» **Problem**
Can you reproduce every one of the records below line for line, with no changes at all?

» **Data**
******
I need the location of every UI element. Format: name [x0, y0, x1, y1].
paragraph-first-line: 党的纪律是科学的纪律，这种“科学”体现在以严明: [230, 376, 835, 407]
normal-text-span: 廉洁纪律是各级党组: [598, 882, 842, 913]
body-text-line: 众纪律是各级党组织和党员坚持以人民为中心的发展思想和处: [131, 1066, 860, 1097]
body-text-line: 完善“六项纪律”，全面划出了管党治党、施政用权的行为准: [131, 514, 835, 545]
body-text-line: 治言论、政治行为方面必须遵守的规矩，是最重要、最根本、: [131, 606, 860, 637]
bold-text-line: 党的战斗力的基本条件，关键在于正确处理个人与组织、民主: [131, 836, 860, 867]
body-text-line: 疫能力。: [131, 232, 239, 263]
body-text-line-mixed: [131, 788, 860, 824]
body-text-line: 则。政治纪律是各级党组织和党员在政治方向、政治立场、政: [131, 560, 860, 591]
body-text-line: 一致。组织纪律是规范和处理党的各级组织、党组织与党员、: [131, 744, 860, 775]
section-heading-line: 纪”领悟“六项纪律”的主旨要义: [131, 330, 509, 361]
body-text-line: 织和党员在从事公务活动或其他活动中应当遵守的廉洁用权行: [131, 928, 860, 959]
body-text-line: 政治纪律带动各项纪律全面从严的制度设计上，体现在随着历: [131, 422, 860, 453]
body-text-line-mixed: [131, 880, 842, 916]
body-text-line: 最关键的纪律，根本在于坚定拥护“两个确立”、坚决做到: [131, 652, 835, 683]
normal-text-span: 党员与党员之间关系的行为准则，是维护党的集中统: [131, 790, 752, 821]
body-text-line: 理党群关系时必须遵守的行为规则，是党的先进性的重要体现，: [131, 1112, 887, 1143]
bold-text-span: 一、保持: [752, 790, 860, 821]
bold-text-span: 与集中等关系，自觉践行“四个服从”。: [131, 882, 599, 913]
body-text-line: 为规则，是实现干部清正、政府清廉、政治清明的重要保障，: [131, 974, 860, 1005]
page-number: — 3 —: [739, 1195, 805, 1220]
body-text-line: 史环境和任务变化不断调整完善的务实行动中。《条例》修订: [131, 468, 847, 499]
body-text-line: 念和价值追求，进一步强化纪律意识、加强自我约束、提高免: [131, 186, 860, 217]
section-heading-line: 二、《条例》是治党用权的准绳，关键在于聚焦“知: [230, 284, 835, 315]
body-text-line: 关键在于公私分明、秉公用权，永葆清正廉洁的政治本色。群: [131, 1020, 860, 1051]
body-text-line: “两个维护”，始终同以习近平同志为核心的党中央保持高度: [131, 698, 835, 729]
******
» **Written response**
I need the location of every UI element. Format: name [x0, y0, x1, y1].
paragraph-first-line: 党的纪律是科学的纪律，这种“科学”体现在以严明: [230, 376, 835, 407]
normal-text-span: 廉洁纪律是各级党组: [598, 882, 842, 913]
body-text-line: 众纪律是各级党组织和党员坚持以人民为中心的发展思想和处: [131, 1066, 860, 1097]
body-text-line: 完善“六项纪律”，全面划出了管党治党、施政用权的行为准: [131, 514, 835, 545]
body-text-line: 治言论、政治行为方面必须遵守的规矩，是最重要、最根本、: [131, 606, 860, 637]
bold-text-line: 党的战斗力的基本条件，关键在于正确处理个人与组织、民主: [131, 836, 860, 867]
body-text-line: 疫能力。: [131, 232, 239, 263]
body-text-line-mixed: [131, 788, 860, 824]
body-text-line: 则。政治纪律是各级党组织和党员在政治方向、政治立场、政: [131, 560, 860, 591]
body-text-line: 一致。组织纪律是规范和处理党的各级组织、党组织与党员、: [131, 744, 860, 775]
section-heading-line: 纪”领悟“六项纪律”的主旨要义: [131, 330, 509, 361]
body-text-line: 织和党员在从事公务活动或其他活动中应当遵守的廉洁用权行: [131, 928, 860, 959]
body-text-line: 政治纪律带动各项纪律全面从严的制度设计上，体现在随着历: [131, 422, 860, 453]
body-text-line-mixed: [131, 880, 842, 916]
body-text-line: 最关键的纪律，根本在于坚定拥护“两个确立”、坚决做到: [131, 652, 835, 683]
normal-text-span: 党员与党员之间关系的行为准则，是维护党的集中统: [131, 790, 752, 821]
body-text-line: 理党群关系时必须遵守的行为规则，是党的先进性的重要体现，: [131, 1112, 887, 1143]
bold-text-span: 一、保持: [752, 790, 860, 821]
bold-text-span: 与集中等关系，自觉践行“四个服从”。: [131, 882, 599, 913]
body-text-line: 为规则，是实现干部清正、政府清廉、政治清明的重要保障，: [131, 974, 860, 1005]
page-number: — 3 —: [739, 1195, 805, 1220]
body-text-line: 史环境和任务变化不断调整完善的务实行动中。《条例》修订: [131, 468, 847, 499]
body-text-line: 念和价值追求，进一步强化纪律意识、加强自我约束、提高免: [131, 186, 860, 217]
section-heading-line: 二、《条例》是治党用权的准绳，关键在于聚焦“知: [230, 284, 835, 315]
body-text-line: 关键在于公私分明、秉公用权，永葆清正廉洁的政治本色。群: [131, 1020, 860, 1051]
body-text-line: “两个维护”，始终同以习近平同志为核心的党中央保持高度: [131, 698, 835, 729]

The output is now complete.